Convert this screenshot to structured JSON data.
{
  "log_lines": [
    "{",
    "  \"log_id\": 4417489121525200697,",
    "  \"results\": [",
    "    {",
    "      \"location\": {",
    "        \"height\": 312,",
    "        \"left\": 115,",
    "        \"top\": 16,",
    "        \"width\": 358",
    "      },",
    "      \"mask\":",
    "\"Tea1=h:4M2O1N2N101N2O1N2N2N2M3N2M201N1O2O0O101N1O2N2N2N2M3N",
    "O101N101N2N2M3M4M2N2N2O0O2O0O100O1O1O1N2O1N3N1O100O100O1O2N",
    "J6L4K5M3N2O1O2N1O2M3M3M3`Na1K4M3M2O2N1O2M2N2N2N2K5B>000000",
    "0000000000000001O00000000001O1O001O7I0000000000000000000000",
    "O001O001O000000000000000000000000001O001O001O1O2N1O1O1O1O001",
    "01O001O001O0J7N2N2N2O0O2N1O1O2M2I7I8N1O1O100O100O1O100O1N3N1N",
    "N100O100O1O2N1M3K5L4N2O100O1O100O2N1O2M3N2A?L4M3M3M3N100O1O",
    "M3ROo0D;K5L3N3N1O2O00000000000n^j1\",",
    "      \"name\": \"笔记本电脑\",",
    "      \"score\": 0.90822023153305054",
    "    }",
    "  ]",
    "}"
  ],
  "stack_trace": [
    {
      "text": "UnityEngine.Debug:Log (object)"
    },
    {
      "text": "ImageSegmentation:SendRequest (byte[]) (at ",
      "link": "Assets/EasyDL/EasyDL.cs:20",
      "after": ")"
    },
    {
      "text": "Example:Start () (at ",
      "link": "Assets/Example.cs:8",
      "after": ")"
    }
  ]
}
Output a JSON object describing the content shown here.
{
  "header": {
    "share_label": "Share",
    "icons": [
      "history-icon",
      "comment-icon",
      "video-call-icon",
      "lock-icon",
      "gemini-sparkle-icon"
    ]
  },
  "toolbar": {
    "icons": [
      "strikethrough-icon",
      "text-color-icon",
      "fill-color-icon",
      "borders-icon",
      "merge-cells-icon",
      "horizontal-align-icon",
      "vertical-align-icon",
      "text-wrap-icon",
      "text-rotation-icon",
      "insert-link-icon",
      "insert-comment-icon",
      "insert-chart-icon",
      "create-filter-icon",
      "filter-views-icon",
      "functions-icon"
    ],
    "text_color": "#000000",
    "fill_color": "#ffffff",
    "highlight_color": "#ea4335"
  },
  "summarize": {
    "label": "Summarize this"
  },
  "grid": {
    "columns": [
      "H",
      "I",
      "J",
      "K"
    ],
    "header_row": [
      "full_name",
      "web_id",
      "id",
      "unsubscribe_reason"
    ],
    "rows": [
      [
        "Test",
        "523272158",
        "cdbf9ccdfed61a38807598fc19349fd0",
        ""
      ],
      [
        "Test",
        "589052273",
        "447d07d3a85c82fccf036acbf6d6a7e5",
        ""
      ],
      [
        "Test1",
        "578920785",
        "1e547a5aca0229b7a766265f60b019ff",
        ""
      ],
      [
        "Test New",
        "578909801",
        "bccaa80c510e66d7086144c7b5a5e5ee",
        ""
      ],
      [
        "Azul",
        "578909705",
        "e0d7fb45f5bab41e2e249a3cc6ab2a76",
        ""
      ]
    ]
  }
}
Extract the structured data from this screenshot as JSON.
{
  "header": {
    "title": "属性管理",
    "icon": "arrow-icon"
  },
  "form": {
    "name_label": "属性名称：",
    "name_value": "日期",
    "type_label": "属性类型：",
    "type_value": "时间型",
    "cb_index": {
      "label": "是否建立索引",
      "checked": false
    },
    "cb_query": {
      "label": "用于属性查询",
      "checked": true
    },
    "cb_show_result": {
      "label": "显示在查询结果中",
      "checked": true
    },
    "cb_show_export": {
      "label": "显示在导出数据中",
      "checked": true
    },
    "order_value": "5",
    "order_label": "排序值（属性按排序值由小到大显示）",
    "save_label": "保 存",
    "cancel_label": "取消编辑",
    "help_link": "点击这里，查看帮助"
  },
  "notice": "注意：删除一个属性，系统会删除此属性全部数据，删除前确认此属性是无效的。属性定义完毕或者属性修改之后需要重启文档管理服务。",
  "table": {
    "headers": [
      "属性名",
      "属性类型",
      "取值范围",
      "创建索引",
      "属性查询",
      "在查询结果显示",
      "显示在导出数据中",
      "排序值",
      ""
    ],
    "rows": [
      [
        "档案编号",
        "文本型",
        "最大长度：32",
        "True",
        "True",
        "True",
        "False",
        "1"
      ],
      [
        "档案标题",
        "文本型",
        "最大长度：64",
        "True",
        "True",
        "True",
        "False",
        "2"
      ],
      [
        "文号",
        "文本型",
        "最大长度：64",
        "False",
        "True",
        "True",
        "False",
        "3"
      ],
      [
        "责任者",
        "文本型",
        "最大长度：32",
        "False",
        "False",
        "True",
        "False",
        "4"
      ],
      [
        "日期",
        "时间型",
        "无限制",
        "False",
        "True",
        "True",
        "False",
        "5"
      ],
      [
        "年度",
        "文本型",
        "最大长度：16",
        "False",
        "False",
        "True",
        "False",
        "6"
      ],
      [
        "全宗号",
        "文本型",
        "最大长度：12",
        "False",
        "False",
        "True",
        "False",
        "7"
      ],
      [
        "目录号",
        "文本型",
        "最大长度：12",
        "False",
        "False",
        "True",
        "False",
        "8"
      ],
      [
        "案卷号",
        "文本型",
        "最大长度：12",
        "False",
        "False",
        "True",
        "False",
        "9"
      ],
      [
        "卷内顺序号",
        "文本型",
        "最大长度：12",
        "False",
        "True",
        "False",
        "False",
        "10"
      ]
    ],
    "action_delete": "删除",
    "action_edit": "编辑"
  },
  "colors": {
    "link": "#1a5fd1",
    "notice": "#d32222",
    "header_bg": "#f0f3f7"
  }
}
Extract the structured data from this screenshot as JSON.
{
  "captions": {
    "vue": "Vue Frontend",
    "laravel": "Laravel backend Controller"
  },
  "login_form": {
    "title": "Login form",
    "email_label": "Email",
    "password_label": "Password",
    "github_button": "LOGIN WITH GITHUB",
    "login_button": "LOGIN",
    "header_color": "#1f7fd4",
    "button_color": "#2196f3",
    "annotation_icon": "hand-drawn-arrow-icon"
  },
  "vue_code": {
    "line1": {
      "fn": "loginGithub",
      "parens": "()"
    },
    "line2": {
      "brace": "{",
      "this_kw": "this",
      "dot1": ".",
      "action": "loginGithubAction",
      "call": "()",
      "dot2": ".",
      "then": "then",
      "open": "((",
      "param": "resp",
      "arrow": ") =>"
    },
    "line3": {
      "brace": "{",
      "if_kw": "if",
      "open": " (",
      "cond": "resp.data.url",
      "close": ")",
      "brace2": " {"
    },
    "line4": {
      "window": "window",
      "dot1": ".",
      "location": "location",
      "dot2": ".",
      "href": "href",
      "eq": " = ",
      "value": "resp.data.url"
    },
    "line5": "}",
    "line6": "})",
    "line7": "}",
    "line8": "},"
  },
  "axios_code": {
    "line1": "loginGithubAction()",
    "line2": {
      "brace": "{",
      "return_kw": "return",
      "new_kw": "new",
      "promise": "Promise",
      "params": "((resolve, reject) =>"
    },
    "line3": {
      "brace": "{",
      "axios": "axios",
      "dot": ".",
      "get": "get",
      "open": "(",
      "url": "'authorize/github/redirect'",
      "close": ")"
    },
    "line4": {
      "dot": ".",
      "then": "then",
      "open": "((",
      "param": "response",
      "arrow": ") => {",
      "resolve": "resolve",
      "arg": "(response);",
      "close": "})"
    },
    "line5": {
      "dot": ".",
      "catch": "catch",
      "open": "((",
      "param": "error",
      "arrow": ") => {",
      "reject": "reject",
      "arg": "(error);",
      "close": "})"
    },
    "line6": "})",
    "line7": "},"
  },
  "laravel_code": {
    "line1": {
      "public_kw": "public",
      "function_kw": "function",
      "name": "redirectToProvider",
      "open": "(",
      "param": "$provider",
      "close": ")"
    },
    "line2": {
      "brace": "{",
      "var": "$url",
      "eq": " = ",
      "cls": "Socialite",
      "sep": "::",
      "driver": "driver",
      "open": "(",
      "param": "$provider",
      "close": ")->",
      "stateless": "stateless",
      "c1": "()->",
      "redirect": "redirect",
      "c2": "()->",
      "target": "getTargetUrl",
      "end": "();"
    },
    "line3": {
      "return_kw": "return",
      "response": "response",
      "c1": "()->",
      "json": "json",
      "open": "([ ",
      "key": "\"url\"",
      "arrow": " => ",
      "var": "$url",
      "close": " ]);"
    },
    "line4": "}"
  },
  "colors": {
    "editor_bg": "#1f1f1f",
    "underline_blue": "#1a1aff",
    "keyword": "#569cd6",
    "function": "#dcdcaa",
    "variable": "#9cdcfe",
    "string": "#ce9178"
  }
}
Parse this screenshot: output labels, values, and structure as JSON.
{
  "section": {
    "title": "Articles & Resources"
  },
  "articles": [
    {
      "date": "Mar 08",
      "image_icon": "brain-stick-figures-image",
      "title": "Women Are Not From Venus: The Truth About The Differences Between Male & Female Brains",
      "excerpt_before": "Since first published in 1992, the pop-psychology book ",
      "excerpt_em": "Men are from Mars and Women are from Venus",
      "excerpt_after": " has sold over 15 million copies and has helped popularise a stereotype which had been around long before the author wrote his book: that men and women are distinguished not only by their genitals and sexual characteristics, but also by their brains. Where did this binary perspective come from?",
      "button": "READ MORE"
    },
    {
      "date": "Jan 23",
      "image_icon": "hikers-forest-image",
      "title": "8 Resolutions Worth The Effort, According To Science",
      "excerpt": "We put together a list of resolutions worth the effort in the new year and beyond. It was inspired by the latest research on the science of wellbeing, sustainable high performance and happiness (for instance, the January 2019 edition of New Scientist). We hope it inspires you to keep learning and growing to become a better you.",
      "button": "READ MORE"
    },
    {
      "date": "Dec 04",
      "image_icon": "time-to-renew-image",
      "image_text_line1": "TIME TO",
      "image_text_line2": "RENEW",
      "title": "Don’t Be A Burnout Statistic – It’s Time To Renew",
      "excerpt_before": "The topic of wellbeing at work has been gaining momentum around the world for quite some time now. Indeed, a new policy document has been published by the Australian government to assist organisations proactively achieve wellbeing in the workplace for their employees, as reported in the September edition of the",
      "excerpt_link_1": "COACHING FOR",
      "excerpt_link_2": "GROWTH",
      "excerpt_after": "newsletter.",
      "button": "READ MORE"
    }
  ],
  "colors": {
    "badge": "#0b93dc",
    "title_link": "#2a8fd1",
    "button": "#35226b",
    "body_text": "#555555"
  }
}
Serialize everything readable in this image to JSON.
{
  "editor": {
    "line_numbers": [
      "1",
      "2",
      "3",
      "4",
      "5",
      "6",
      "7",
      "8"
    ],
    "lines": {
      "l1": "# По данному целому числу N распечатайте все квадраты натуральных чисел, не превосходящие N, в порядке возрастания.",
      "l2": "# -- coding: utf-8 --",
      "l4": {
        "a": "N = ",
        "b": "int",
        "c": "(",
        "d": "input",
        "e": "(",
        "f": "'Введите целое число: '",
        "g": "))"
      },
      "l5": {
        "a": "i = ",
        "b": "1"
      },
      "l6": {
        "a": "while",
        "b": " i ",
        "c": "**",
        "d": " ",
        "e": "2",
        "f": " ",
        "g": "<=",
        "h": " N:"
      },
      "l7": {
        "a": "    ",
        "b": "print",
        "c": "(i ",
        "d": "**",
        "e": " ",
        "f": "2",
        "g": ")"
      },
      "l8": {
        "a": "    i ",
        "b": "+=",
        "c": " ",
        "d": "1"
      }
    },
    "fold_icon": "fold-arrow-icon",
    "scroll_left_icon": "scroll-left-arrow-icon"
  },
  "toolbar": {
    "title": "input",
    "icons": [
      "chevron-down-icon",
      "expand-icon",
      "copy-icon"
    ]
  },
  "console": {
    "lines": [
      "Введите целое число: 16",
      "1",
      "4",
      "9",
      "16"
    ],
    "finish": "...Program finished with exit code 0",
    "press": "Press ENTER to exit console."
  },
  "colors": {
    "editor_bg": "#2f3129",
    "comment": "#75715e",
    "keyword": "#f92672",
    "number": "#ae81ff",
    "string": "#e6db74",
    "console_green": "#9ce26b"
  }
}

The task: Report every line containing the word "arrow" from the listing above.

The completed task:
    "icon": "arrow-icon"
    "annotation_icon": "hand-drawn-arrow-icon"
      "arrow": ") =>"
      "arrow": ") => {",
      "arrow": ") => {",
      "arrow": " => ",
    "fold_icon": "fold-arrow-icon",
    "scroll_left_icon": "scroll-left-arrow-icon"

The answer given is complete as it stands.